DATA LINES →
=======
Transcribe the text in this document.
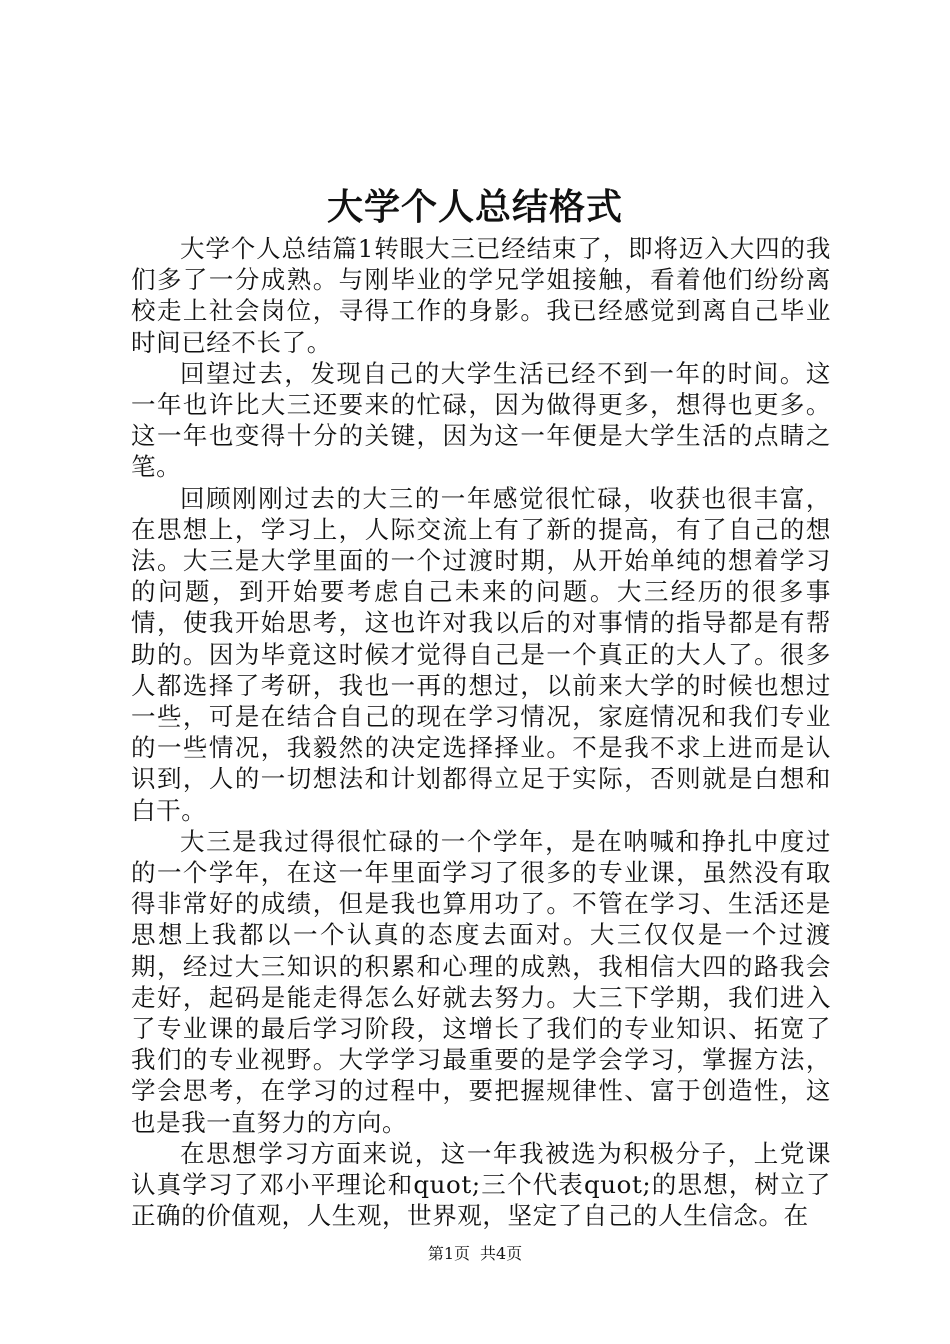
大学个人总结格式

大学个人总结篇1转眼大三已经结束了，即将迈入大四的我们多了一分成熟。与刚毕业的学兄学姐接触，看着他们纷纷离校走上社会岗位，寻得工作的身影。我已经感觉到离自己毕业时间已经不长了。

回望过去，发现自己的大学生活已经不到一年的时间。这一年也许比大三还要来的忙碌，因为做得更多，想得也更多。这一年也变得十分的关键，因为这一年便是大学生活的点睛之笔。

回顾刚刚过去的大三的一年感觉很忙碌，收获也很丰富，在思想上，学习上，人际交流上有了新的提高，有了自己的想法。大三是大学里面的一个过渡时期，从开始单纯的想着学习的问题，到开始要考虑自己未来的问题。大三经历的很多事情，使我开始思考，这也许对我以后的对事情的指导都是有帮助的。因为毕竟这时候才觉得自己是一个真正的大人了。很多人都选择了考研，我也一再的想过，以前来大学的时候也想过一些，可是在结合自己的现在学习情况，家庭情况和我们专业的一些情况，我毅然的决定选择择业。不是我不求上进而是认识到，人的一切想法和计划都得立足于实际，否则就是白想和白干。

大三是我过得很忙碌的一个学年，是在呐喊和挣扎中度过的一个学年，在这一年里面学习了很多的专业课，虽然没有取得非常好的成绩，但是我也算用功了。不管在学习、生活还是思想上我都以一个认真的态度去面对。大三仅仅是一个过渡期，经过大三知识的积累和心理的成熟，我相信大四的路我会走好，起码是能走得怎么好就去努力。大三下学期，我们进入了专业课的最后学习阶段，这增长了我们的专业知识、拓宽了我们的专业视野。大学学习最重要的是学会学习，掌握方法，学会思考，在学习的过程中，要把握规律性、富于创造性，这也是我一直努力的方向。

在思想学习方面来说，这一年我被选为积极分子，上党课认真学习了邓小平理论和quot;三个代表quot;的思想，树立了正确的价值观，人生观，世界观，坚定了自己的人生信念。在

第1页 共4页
=======
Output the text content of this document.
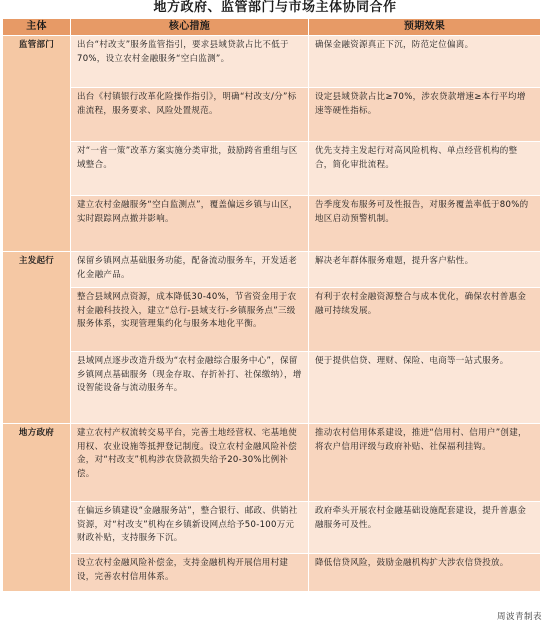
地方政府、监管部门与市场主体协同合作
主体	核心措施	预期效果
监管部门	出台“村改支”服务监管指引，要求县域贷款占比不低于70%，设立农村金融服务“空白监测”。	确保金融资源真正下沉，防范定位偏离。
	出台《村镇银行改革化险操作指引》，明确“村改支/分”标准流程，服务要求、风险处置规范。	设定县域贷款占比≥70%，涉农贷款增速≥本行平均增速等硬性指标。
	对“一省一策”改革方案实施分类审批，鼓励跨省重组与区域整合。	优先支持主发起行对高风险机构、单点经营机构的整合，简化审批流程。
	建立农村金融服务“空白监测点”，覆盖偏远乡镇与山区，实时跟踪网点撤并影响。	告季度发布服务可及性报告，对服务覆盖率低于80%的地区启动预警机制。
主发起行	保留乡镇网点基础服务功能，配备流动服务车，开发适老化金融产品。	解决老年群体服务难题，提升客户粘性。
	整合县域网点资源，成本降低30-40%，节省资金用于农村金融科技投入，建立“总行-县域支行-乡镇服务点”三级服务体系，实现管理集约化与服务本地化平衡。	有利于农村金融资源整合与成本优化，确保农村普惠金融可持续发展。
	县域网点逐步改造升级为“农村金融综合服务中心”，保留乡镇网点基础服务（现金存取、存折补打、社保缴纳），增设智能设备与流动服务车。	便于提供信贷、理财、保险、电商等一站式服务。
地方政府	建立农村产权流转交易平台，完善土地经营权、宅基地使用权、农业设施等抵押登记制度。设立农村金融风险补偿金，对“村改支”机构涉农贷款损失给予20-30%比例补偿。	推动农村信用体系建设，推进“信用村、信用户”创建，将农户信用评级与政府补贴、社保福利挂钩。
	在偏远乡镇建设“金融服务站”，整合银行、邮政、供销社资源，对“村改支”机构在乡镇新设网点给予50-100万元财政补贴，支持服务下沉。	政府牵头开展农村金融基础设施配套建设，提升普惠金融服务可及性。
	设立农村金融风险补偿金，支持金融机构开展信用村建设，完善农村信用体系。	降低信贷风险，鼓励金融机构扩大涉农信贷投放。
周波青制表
=======
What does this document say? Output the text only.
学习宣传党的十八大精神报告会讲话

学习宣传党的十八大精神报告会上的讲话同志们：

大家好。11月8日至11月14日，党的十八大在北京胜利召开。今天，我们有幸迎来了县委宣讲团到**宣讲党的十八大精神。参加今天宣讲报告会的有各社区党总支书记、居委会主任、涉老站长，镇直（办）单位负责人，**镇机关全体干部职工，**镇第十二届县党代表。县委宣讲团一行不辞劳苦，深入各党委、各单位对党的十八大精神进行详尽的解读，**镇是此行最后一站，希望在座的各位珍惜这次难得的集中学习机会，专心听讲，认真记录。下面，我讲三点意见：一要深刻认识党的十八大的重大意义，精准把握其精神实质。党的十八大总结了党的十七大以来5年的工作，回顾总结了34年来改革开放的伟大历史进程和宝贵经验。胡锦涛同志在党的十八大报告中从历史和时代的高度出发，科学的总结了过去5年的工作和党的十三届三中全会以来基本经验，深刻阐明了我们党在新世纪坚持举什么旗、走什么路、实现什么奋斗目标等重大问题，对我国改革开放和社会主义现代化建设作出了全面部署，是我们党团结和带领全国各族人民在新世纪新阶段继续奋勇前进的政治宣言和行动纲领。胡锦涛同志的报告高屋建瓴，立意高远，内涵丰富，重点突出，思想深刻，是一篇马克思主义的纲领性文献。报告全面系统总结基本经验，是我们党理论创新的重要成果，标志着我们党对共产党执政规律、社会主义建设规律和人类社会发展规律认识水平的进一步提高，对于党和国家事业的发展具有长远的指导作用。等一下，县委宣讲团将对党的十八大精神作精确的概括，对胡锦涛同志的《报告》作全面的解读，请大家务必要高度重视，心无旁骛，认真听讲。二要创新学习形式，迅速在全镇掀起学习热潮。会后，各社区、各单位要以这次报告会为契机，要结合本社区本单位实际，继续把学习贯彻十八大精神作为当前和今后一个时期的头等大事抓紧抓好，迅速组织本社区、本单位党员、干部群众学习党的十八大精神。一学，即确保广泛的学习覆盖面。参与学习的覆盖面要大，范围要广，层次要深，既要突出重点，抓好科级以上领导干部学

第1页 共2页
=======
SET PROBLEM →
Display every line of the listing that contains the string "this".

OUTPUT OF THE TASK →
Transcribe the text in this document.
Output the text content of this document.
What does this document say? Output the text only.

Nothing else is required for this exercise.